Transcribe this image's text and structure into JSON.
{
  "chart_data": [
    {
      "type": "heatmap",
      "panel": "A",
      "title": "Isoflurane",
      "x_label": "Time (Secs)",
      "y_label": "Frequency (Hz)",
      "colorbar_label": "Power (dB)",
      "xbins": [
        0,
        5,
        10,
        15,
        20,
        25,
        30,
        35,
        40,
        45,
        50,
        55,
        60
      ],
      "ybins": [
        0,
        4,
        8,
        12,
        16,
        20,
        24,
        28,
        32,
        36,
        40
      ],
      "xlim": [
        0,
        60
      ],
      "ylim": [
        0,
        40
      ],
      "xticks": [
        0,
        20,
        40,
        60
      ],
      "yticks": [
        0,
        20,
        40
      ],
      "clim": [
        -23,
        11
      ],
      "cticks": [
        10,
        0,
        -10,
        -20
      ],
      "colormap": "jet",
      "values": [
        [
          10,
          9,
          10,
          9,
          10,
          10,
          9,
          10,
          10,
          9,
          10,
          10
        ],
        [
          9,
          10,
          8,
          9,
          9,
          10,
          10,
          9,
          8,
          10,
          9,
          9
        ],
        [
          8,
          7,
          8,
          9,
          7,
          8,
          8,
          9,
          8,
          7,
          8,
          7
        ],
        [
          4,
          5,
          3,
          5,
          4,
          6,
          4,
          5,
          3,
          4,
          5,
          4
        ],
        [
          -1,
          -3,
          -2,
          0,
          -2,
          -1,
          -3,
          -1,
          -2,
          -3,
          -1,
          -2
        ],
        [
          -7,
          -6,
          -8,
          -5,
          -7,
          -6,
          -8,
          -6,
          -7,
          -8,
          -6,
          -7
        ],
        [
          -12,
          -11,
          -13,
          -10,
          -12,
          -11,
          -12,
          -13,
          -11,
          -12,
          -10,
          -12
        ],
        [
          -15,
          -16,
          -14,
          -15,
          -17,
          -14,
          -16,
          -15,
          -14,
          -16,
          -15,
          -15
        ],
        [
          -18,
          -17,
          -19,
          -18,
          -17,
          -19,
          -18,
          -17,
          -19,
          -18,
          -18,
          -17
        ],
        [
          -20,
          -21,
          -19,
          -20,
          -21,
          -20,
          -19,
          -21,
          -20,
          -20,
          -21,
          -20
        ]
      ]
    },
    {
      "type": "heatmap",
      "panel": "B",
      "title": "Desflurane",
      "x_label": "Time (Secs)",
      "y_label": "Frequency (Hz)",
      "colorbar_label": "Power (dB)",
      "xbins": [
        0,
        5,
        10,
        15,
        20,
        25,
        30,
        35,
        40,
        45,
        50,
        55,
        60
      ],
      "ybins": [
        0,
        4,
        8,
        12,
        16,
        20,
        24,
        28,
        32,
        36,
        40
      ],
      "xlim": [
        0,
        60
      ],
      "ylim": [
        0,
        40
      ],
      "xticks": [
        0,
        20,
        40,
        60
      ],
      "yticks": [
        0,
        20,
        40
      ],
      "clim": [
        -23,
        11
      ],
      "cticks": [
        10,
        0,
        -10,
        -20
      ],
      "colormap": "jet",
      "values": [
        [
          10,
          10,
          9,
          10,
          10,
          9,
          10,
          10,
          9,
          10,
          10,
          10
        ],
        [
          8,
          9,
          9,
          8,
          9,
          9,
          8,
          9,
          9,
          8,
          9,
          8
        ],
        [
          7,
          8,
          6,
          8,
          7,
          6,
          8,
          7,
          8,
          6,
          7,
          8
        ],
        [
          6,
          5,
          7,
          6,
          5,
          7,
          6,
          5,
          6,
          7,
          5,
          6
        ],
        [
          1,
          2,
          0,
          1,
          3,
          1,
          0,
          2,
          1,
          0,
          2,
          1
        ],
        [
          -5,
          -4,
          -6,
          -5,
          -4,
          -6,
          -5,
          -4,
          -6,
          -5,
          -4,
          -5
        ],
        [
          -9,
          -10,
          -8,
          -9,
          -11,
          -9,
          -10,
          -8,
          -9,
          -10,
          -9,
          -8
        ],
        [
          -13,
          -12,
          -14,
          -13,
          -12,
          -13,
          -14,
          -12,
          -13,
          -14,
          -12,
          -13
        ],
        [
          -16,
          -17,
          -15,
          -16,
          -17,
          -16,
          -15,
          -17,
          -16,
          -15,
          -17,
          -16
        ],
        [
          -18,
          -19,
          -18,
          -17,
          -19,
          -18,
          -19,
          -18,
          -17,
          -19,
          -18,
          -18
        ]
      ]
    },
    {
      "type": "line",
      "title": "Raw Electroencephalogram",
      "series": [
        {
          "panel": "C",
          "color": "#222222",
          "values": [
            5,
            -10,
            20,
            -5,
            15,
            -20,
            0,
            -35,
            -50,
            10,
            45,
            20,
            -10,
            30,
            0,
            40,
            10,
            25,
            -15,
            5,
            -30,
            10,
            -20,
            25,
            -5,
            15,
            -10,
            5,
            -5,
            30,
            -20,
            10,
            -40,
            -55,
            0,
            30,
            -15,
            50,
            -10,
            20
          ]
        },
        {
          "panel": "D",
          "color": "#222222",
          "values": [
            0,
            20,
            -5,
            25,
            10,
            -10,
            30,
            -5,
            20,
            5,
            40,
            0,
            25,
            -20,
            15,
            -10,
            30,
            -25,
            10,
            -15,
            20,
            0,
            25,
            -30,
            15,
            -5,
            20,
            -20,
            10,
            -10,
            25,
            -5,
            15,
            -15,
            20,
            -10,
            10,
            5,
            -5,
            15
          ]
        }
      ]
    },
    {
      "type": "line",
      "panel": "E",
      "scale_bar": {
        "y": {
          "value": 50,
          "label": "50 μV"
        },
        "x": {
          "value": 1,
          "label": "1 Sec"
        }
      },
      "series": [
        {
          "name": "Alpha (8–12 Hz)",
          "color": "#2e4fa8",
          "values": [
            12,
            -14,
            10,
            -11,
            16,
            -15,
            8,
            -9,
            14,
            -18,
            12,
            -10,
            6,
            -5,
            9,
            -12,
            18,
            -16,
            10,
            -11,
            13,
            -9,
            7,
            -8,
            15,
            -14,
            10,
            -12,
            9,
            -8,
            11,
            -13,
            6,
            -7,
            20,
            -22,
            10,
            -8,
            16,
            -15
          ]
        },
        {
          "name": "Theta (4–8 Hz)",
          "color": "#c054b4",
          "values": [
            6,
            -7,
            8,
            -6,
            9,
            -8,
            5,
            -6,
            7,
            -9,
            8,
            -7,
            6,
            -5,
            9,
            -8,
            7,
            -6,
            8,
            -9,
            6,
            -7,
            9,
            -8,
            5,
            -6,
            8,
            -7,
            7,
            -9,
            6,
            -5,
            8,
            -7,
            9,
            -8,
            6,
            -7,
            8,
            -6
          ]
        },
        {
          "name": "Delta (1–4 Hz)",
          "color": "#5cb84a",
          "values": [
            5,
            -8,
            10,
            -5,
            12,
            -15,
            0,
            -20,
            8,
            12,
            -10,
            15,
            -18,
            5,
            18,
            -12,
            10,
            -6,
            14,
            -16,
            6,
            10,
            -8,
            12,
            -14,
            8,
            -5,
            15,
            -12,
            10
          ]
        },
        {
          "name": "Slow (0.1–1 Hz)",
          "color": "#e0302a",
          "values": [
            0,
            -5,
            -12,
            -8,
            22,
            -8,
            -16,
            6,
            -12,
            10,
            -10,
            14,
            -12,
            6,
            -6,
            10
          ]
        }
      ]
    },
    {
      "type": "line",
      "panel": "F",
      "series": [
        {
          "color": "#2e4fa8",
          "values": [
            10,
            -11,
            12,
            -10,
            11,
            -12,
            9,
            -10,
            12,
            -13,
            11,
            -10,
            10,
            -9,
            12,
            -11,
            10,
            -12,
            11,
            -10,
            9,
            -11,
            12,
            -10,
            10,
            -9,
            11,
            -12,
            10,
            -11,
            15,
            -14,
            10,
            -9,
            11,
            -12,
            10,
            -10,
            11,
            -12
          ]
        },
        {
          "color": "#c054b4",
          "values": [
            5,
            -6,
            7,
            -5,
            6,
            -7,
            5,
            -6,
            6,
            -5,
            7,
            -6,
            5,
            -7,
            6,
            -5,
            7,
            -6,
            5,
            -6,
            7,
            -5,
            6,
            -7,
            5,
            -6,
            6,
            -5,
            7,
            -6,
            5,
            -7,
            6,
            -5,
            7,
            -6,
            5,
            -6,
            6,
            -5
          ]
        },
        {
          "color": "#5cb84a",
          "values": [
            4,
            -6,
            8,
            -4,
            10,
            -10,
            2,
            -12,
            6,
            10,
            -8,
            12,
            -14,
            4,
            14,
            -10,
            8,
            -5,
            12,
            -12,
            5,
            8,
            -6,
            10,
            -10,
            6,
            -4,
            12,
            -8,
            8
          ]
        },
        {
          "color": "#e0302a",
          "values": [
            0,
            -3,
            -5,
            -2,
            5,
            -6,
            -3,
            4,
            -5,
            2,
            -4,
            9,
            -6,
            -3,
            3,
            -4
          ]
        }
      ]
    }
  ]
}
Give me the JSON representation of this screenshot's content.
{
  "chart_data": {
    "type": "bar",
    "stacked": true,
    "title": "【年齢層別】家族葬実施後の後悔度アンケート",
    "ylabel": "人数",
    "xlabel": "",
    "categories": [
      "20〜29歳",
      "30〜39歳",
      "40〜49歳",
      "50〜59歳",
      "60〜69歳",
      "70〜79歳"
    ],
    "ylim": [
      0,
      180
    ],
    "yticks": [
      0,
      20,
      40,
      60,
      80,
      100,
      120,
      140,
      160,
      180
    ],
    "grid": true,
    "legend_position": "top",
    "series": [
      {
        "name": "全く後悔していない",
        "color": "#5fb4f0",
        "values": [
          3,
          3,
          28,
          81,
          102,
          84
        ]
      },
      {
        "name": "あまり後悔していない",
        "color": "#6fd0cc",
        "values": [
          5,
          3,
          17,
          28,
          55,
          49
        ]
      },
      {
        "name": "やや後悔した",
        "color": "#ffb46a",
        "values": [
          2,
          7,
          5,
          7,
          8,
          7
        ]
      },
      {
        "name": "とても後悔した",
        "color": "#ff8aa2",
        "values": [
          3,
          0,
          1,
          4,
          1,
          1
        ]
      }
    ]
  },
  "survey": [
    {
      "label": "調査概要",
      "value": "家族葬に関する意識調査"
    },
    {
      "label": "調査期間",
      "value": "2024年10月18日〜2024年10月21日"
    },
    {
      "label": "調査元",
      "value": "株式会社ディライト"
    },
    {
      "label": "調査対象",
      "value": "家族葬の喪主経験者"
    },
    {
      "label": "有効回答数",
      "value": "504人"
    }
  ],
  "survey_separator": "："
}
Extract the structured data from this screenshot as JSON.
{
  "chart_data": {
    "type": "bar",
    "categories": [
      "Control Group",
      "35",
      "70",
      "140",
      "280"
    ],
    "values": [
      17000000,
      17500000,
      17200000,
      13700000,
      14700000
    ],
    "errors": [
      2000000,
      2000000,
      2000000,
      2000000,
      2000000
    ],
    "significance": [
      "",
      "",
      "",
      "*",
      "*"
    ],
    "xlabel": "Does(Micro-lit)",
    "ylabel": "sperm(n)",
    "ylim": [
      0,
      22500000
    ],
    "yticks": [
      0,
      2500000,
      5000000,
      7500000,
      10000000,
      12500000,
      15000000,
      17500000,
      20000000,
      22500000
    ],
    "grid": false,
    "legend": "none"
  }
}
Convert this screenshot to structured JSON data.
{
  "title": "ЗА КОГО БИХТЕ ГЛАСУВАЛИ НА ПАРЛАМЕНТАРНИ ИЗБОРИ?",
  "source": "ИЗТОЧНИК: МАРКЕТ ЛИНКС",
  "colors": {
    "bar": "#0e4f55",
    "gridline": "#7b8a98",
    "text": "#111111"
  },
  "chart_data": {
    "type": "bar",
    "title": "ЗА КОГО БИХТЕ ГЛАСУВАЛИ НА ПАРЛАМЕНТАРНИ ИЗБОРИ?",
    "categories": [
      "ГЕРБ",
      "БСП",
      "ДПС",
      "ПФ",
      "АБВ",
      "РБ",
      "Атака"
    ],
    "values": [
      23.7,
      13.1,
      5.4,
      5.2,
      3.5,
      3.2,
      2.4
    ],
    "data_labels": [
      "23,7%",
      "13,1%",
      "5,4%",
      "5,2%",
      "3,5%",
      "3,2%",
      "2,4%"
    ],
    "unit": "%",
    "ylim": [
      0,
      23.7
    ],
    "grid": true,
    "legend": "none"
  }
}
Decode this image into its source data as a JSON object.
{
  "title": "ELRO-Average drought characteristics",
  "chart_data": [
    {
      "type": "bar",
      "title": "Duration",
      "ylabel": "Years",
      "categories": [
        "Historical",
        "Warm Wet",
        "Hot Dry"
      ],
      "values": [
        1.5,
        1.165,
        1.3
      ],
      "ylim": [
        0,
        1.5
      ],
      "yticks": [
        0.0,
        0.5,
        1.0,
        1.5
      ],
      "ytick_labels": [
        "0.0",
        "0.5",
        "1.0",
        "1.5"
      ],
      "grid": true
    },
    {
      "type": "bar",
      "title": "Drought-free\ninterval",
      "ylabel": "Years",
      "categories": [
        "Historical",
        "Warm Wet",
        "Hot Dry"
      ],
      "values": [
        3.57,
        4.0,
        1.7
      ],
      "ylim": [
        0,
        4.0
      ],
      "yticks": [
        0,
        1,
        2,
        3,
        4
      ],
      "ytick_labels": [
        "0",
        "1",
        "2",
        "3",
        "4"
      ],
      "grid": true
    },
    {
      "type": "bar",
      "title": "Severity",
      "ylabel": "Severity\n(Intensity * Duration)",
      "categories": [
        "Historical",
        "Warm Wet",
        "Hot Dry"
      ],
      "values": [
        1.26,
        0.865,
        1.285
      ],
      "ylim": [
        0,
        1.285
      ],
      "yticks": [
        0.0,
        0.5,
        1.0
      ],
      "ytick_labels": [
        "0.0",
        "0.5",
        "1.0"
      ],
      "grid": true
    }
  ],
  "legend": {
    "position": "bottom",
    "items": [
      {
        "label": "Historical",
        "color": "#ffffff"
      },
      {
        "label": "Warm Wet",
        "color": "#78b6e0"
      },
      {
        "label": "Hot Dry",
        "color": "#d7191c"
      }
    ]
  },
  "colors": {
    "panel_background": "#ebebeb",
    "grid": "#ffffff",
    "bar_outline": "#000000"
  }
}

###

→ **SET PROBLEM**
Establish how many lines of the records contain the string "into" and state that number without elaboration.

→ **SOLUTION BELOW**
2